─── 提供された文章

デビューから4試合目、逆転となるグランドスラムでメジャー初本塁打を記録した。
2022年にタンパベイ・レイズに移籍、111試合で20本塁打を放った。

今大会、準々決勝のプエルトリコ戦では、先発のマーカス・ストローマンからホームランを放ち、7回には二死満塁から起死回生となる同点タイムリー安打を放った。

6番 セカンド ルイス・ウリアス ミルウォーキー・ブルワーズ


右投右打 1997年6月3日

メキシコ出身、2013年、サンディエゴ・パドレスとマイナー契約。
プロスペクトとして期待を受け、2017年にはWBCメキシコ代表に選出された。
2018年にオールスターフューチャーゲームに出場、直後にメジャーデビューを果たした。
2019年オフにミルウォーキー・ブルワーズに移籍、2020年にレギュラーを掴むと、2021年、150試合で23本塁打、75打点をマークした。
二塁、三塁、ショートと内野はどこでも守れる。

今大会、準々決勝のプエルトリコ戦では同点で迎えた打席で、しぶとくライト前にタイムリーをはじき返し、殊勲打を放った。

7番 ショート アラン・トレホ コロラド・ロッキーズ


右投右打 1996年5月30日

米国ロサンゼルス出身、2017年ドラフト16巡目でコロラド・ロッキーズから指名を受けで入団。
マイナーリーグで通算77本塁打を放ち、2021年にメジャーデビュー。
2022年は試合中に、ショートを守っていた際、ダブルプレーを狙った一塁への速い送球で、味方の一塁手・C. J. クロン(元広島カープ/ケヴィン・クロンの兄)のファーストミットを「破壊」したことでも話題になった。

8番 センター アレク・トーマス アリゾナ・ダイヤモンドバックス


左投左打 2000年4月28日

米国シカゴ出身。高校卒業後、2018年のMLBドラフト2巡目でアリゾナ・ダイヤモンドバックスから指名され入団すると、アベレージヒッターとして確実な打撃を見せ、2019年にはオールスターフューチャーズゲームに選出された。
2022年にはプロスペクトランキングでチーム1位かつ全体18位というトッププロスペクトとしての評価を受け、5月にメジャーデビュー。
主にセンターとしてレギュラーを掴み、113試合で8本塁打、39打点、打率.231を記録した。
今回、メキシコ代表の野手では最年少となる。
父のアレンもマイナーリーガーとしてシカゴ・カブス傘下でプレーした経験がある。

9番 キャッチャー オースティン・バーンズ ロサンゼルス・ドジャース


右投右打 1989年12月28日


米国カリフォルニア出身で、2011年のMLBドラフトでフロリダ(現マイアミ)・マーリンズから9巡目指名され、2014年オフにロサンゼルス・ドジャースに移籍。

打力に課題があり、出場機会が限定されていたが、2017年に、キャッチャーとセカンドの兼任で102試合に出場、打率.289、8本塁打を記録した。
2020年はレギュラーシーズンでは29試合の出場に留まったが、ワールドシリーズでは5試合で先発マスクをかぶり、第3戦ではスクイズを決めた後に、ダメ押しの本塁打を放った。

──────
─── 提供された記録

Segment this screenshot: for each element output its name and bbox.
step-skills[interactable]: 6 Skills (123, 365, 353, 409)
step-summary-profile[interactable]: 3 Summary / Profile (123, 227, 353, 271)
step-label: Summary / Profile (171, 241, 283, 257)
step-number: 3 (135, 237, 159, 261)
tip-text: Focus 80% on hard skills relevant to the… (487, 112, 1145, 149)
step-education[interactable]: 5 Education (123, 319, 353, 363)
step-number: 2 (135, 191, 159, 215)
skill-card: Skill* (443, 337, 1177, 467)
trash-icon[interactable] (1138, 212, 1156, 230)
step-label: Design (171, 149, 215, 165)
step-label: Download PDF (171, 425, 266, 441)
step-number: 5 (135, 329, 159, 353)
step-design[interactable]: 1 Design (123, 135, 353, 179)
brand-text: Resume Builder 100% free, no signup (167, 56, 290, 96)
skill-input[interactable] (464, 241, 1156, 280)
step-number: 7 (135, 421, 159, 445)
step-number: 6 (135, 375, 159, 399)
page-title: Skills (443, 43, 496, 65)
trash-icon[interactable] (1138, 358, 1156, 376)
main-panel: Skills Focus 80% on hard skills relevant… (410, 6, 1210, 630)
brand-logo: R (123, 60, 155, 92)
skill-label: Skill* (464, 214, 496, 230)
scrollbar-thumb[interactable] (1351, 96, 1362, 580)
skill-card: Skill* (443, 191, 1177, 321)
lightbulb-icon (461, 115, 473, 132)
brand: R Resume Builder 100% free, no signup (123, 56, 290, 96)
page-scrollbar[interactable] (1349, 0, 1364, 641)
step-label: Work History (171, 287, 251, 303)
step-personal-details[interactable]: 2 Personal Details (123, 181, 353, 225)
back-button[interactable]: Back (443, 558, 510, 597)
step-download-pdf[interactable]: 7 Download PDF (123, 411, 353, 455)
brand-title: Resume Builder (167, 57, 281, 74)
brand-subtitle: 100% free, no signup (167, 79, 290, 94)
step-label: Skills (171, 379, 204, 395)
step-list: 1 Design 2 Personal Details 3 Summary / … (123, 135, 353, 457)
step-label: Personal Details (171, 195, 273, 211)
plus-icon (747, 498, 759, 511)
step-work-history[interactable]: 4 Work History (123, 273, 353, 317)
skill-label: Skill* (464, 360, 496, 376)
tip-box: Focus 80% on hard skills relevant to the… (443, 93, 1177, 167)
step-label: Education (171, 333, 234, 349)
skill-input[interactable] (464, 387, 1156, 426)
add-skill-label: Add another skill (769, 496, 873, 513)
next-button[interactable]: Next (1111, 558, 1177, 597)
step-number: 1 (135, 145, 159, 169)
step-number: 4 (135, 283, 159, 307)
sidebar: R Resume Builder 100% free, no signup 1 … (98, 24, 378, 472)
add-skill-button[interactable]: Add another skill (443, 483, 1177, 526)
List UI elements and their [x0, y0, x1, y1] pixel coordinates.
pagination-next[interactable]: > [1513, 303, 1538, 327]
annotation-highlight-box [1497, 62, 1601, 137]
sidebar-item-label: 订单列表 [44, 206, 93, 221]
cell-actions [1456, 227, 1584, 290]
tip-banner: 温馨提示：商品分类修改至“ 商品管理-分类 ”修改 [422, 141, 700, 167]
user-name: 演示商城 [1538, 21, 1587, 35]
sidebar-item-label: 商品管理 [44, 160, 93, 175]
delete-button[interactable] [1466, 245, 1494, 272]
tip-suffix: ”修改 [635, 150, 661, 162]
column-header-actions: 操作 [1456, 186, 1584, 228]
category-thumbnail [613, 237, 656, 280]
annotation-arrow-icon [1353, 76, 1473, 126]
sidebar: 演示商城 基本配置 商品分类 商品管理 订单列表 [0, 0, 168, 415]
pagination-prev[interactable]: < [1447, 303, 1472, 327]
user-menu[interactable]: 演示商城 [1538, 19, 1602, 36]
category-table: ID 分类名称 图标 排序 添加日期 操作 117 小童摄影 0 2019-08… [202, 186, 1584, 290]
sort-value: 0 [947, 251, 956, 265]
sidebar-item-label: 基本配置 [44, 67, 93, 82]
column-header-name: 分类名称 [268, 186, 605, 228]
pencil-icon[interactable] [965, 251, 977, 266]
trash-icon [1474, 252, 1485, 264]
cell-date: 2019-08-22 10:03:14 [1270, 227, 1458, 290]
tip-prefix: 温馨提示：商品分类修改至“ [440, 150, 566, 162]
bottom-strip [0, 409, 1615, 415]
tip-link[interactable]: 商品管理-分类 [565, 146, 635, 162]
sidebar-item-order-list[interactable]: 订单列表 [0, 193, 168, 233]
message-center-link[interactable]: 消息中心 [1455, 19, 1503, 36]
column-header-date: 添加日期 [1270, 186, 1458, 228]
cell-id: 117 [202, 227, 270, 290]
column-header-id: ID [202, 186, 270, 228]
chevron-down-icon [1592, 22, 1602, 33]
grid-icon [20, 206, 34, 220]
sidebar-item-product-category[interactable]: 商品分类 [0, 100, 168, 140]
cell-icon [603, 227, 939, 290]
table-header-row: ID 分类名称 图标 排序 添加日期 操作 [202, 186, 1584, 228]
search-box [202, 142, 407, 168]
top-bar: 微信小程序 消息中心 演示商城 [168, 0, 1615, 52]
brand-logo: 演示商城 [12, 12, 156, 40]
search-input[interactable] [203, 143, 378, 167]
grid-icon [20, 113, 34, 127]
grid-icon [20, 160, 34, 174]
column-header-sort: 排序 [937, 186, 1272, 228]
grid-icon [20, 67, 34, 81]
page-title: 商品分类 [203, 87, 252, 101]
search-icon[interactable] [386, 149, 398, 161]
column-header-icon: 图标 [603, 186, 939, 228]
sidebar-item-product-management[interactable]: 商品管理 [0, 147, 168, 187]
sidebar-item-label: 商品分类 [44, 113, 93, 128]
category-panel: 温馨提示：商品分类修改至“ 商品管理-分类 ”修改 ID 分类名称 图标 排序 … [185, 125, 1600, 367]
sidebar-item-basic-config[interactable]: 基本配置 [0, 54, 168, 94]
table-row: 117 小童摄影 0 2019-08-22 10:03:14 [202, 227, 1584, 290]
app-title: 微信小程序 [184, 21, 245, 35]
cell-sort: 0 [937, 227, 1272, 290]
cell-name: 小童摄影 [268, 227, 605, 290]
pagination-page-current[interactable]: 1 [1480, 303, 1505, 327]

──────

(読んで応用)
1. メキシコ代表の選手紹介の文章によると、アレク・トーマスの父アレンはどの球団の傘下でマイナーリーガーとしてプレーしましたか。
2. 次の（a）〜（c）がメキシコ代表の選手紹介の文章と合っているかを判断してください。それぞれ「はい」か「いいえ」で答え、決め手となる文章中の語句をそのまま引用してください。
（a）ルイス・ウリアスは2013年にサンディエゴ・パドレスとマイナー契約を結んだ。
（b）アラン・トレホは2017年のドラフト1巡目で指名された。
（c）オースティン・バーンズは2017年に102試合に出場した。
3. メキシコ代表の選手紹介の文章を、最後の文のあとから書き継いでください。
記録はこの作業には関係しません。

(練習問題の解答)
1. シカゴ・カブスの傘下です。

2.
（a）はい。「2013年、サンディエゴ・パドレスとマイナー契約」
（b）いいえ。「2017年ドラフト16巡目」
（c）はい。「キャッチャーとセカンドの兼任で102試合に出場」

3.
2022年まで6シーズン連続でポストシーズン出場を果たしており、大舞台には慣れている。
日本人投手とは黒田博樹、前田健太、ダルビッシュ有とバッテリーを組んだことがある。
今回、メキシコ代表では野手最年長(33歳)。

先発投手 パトリック・サンドバル ロサンゼルス・エンゼルス


左投左打 1996年10月18日

2015年のMLBドラフト11巡目でヒューストン・アストロズから指名され、入団。
2018年、ロサンゼルス・エンゼルスに移籍、翌2019年8月にメジャーデビュー。
デビューから先発登板した試合で8連敗となかなか勝ち星に恵まれなかったが、2020年9月23日、対サンディエゴ・パドレス戦では大谷翔平のホームランなどの援護を受けてメジャー初勝利を挙げた。
2021年7月24日の対ミネソタ・ツインズ戦では9回一死までノーヒットノーランを継続したが、あと二人というところで快挙を逃した。
2022年は27試合に先発、防御率2.91とキャリアハイを記録、チームでは大谷翔平に次ぐ、6勝を挙げている。

今回、メキシコ代表では先発2番手として、1次ラウンドではアメリカ戦に先発、3回を投げて、被安打2、2番のマイク・トラウトと3番のポール・ゴールドシュミットから2三振を奪い、1失点に抑えて勝ち投手となっている。

球種は2022年シーズンで見ると、フォーシームが23%、ツーシームが14%、スライダーが29%、チェンジアップが25%、カーブが10%となっている。
フォーシームの平均球速は93マイル(150キロ)程度で、最大の武器はスライダーとチェンジアップである。

第二先発(予想) タイフアン・ウォーカー フィラデルフィア・フィリーズ


右投右打 1992年8月13日


米国ルイジアナ州出身、高校時代はバスケットボールと野球の二刀流で、しかも野球ではショートを守っていたが、投手に転向、2010年のMLBドラフト1巡目追補でシアトル・マリナーズから指名された。
2012年にはオールスター・フューチャーズゲームに出場すると、2013年8月、ヒューストン・アストロズ戦で先発登板でメジャーデビュー、5回無失点に抑え、メジャー初登板・初先発・初勝利を挙げた。
2015年は先発ローテーションに入り、規定投球回に到達、11勝8敗と自身初の二桁勝利を挙げた。2017年にアリゾナ・ダイヤモンドバックスに移籍したが、2018年にトミージョン手術を受け、復活後も低迷した。
2021年にニューヨーク・メッツに移籍、4年ぶりに先発ローテーションを守り、7勝を挙げると、翌2022年には12勝5敗、防御率3.49と7年ぶりのシーズン二桁勝利をマークした。
今オフにフィラデルフィア・フィリーズと4年総額7200万ドルの大型契約を結んだ。

今大会では先発3番手としてイギリス戦に先発、4回を被安打1、8奪三振、無失点に抑えている。
球種は2022年シーズンで見ると、フォーシームが30%、スプリッターが28%、スライダーが18%、ツーシームが11%、カッターが5%となっている。
フォーシームの平均球速は94マイル(151キロ)程度だが、特にスプリッターの精度が高い。


いかがでしょうか?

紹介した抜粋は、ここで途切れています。